┏━━
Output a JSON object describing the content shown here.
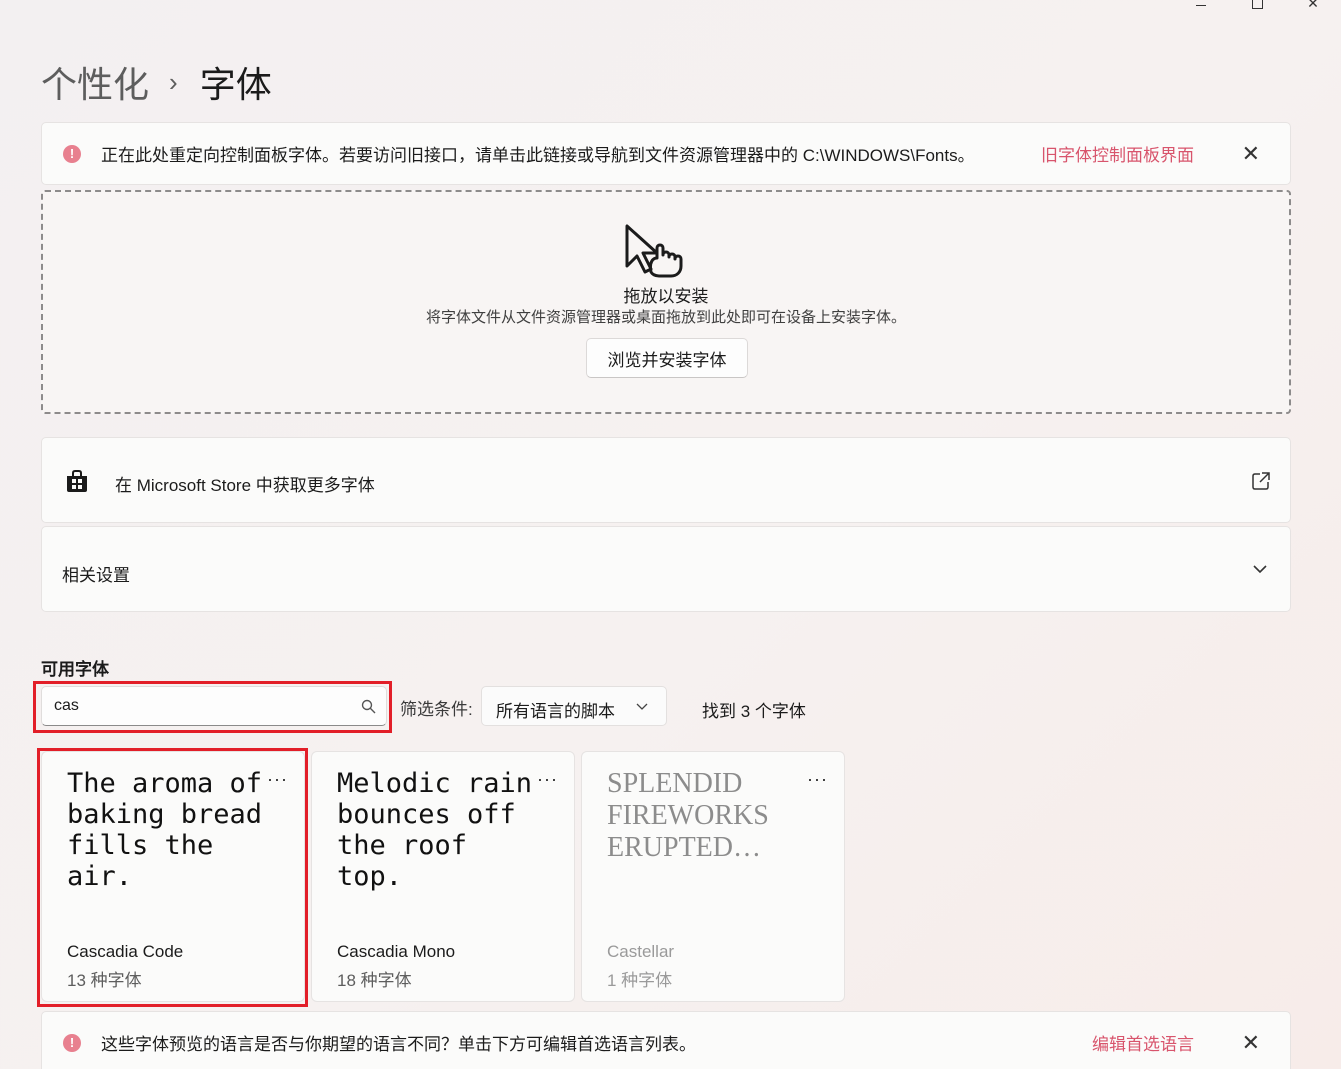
{
  "window": {
    "min_glyph": "",
    "max_glyph": "",
    "close_glyph": "✕"
  },
  "breadcrumb": {
    "parent": "个性化",
    "separator": "›",
    "current": "字体"
  },
  "info_top": {
    "icon_name": "info-icon",
    "message": "正在此处重定向控制面板字体。若要访问旧接口，请单击此链接或导航到文件资源管理器中的 C:\\WINDOWS\\Fonts。",
    "link": "旧字体控制面板界面",
    "close": "✕"
  },
  "dropzone": {
    "icon_name": "drag-hand-icon",
    "title": "拖放以安装",
    "subtitle": "将字体文件从文件资源管理器或桌面拖放到此处即可在设备上安装字体。",
    "button": "浏览并安装字体"
  },
  "store": {
    "icon_name": "store-icon",
    "label": "在 Microsoft Store 中获取更多字体",
    "ext_icon": "external-link-icon"
  },
  "related": {
    "label": "相关设置",
    "icon_name": "chevron-down-icon"
  },
  "available": {
    "title": "可用字体",
    "search": {
      "value": "cas",
      "placeholder": ""
    },
    "filter_label": "筛选条件:",
    "filter_value": "所有语言的脚本",
    "found": "找到 3 个字体"
  },
  "fonts": [
    {
      "preview": "The aroma of baking bread fills the air.",
      "name": "Cascadia Code",
      "count": "13 种字体",
      "more": "···"
    },
    {
      "preview": "Melodic rain bounces off the roof top.",
      "name": "Cascadia Mono",
      "count": "18 种字体",
      "more": "···"
    },
    {
      "preview": "SPLENDID FIREWORKS ERUPTED…",
      "name": "Castellar",
      "count": "1 种字体",
      "more": "···"
    }
  ],
  "info_bottom": {
    "icon_name": "info-icon",
    "message": "这些字体预览的语言是否与你期望的语言不同？单击下方可编辑首选语言列表。",
    "link": "编辑首选语言",
    "close": "✕"
  },
  "colors": {
    "accent_link": "#d8546c",
    "info_icon": "#e8808f",
    "highlight": "#e21e28"
  }
}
┗━━
[Task directions]: Copy all lines from the entries that contain the word "Cascadia".

[Problem solution]:
      "name": "Cascadia Code",
      "name": "Cascadia Mono",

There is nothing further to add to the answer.